:: RAW DATA
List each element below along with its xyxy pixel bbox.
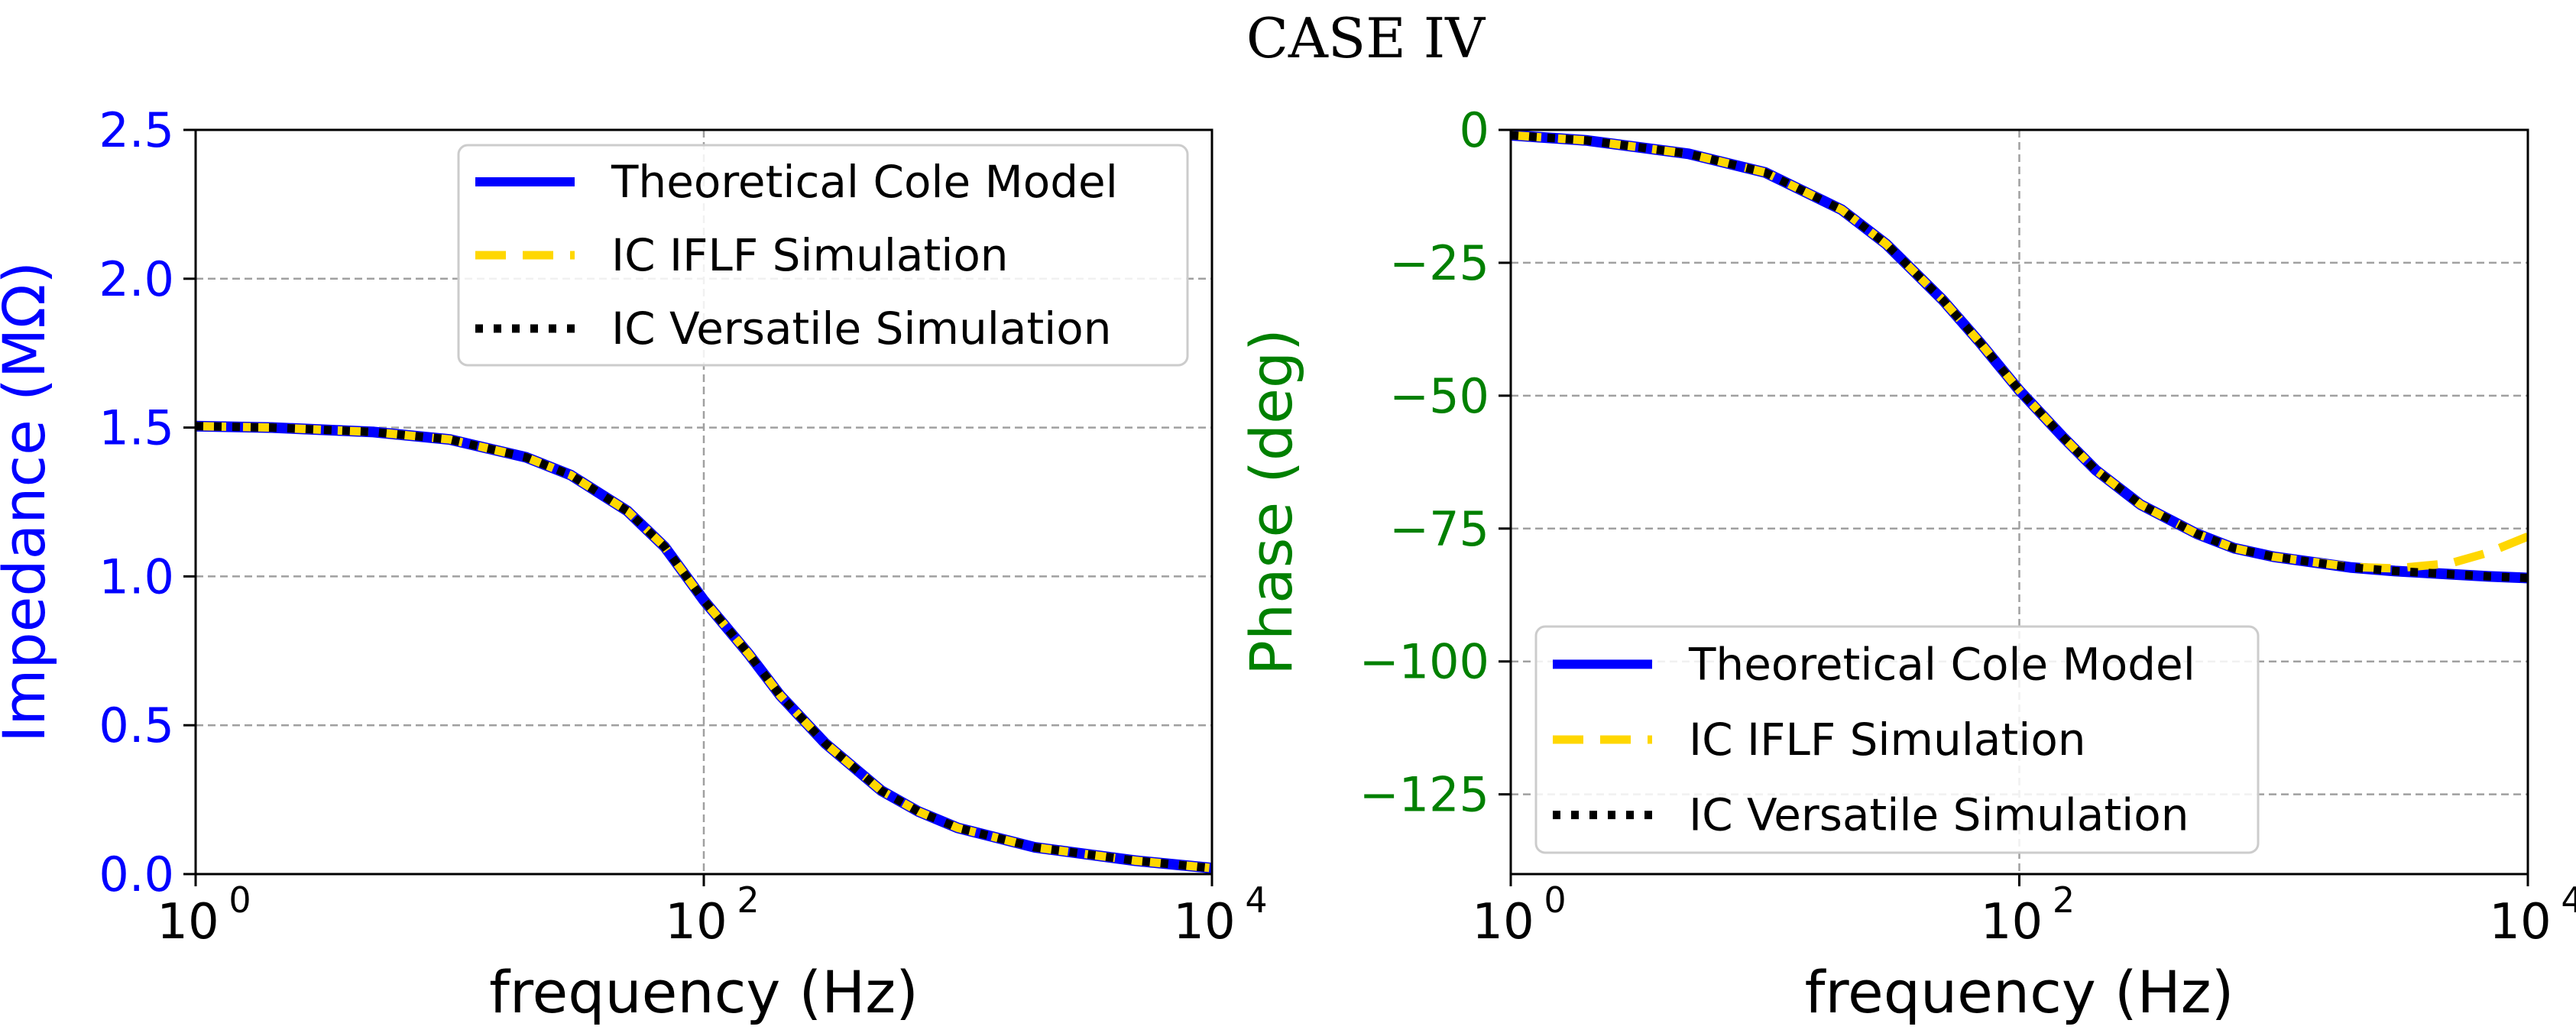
legend: Theoretical Cole Model IC IFLF Simulation…: [1534, 625, 2260, 854]
y-tick-label: 2.5: [99, 102, 174, 158]
x-tick-exponent: 0: [228, 879, 251, 921]
legend-label-3: IC Versatile Simulation: [611, 303, 1112, 355]
y-tick-label: 0.5: [99, 698, 174, 753]
series-group: [1511, 130, 2528, 584]
x-axis-label: frequency (Hz): [489, 958, 919, 1026]
x-tick-label: 10: [665, 894, 727, 950]
x-tick-label: 10: [157, 894, 219, 950]
legend-label-1: Theoretical Cole Model: [611, 156, 1118, 208]
series-line-3: [1511, 131, 2528, 582]
legend-box: [457, 144, 1189, 367]
legend: Theoretical Cole Model IC IFLF Simulation…: [457, 144, 1189, 367]
legend-label-1: Theoretical Cole Model: [1688, 638, 2195, 690]
y-tick-label: 2.0: [99, 251, 174, 307]
legend-label-3: IC Versatile Simulation: [1689, 789, 2189, 841]
y-axis-label: Impedance (MΩ): [0, 261, 58, 743]
y-tick-label: 1.5: [99, 400, 174, 456]
y-tick-label: −25: [1389, 235, 1489, 291]
x-tick-exponent: 4: [1245, 879, 1267, 921]
figure-title: CASE IV: [1246, 6, 1486, 70]
y-tick-label: −75: [1389, 501, 1489, 557]
y-tick-label: 0.0: [99, 847, 174, 902]
x-tick-exponent: 0: [1544, 879, 1566, 921]
legend-label-2: IC IFLF Simulation: [1689, 714, 2086, 766]
y-tick-label: 1.0: [99, 549, 174, 604]
x-tick-label: 10: [1981, 894, 2043, 950]
x-tick-exponent: 2: [2053, 879, 2075, 921]
x-tick-label: 10: [1173, 894, 1235, 950]
x-tick-exponent: 4: [2561, 879, 2576, 921]
y-tick-label: 0: [1460, 102, 1489, 158]
y-tick-label: −50: [1389, 368, 1489, 424]
y-axis-label: Phase (deg): [1237, 329, 1305, 675]
y-tick-label: −125: [1359, 767, 1489, 823]
legend-label-2: IC IFLF Simulation: [611, 229, 1009, 281]
x-tick-exponent: 2: [737, 879, 759, 921]
x-axis-label: frequency (Hz): [1805, 958, 2234, 1026]
legend-box: [1534, 625, 2260, 854]
y-tick-label: −100: [1359, 634, 1489, 690]
x-tick-label: 10: [1472, 894, 1534, 950]
x-tick-label: 10: [2489, 894, 2551, 950]
series-line-3: [196, 422, 1212, 873]
series-group: [196, 420, 1212, 874]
::::
[EXERCISE PROMPT]: Retype every line of the items above word for word, omitting the pictures.

[FINAL RESULT]:
List each element below along with its xyxy pixel bbox.
legend: Theoretical Cole Model IC IFLF Simulation…: [1534, 625, 2260, 854]
y-tick-label: 2.5: [99, 102, 174, 158]
x-tick-exponent: 0: [228, 879, 251, 921]
legend-label-3: IC Versatile Simulation: [611, 303, 1112, 355]
y-tick-label: 0.5: [99, 698, 174, 753]
series-group: [1511, 130, 2528, 584]
x-axis-label: frequency (Hz): [489, 958, 919, 1026]
x-tick-label: 10: [665, 894, 727, 950]
x-tick-label: 10: [157, 894, 219, 950]
legend-label-1: Theoretical Cole Model: [611, 156, 1118, 208]
series-line-3: [1511, 131, 2528, 582]
legend-box: [457, 144, 1189, 367]
legend: Theoretical Cole Model IC IFLF Simulation…: [457, 144, 1189, 367]
legend-label-1: Theoretical Cole Model: [1688, 638, 2195, 690]
y-tick-label: 2.0: [99, 251, 174, 307]
legend-label-3: IC Versatile Simulation: [1689, 789, 2189, 841]
y-axis-label: Impedance (MΩ): [0, 261, 58, 743]
y-tick-label: 1.5: [99, 400, 174, 456]
y-tick-label: −25: [1389, 235, 1489, 291]
x-tick-exponent: 4: [1245, 879, 1267, 921]
figure-title: CASE IV: [1246, 6, 1486, 70]
y-tick-label: −75: [1389, 501, 1489, 557]
y-tick-label: 0.0: [99, 847, 174, 902]
x-tick-exponent: 0: [1544, 879, 1566, 921]
legend-label-2: IC IFLF Simulation: [1689, 714, 2086, 766]
y-tick-label: 1.0: [99, 549, 174, 604]
x-tick-label: 10: [1981, 894, 2043, 950]
x-tick-exponent: 2: [2053, 879, 2075, 921]
x-tick-label: 10: [1173, 894, 1235, 950]
x-tick-exponent: 4: [2561, 879, 2576, 921]
y-tick-label: 0: [1460, 102, 1489, 158]
y-tick-label: −50: [1389, 368, 1489, 424]
y-axis-label: Phase (deg): [1237, 329, 1305, 675]
y-tick-label: −125: [1359, 767, 1489, 823]
legend-label-2: IC IFLF Simulation: [611, 229, 1009, 281]
x-tick-exponent: 2: [737, 879, 759, 921]
x-axis-label: frequency (Hz): [1805, 958, 2234, 1026]
legend-box: [1534, 625, 2260, 854]
y-tick-label: −100: [1359, 634, 1489, 690]
x-tick-label: 10: [1472, 894, 1534, 950]
x-tick-label: 10: [2489, 894, 2551, 950]
series-line-3: [196, 422, 1212, 873]
series-group: [196, 420, 1212, 874]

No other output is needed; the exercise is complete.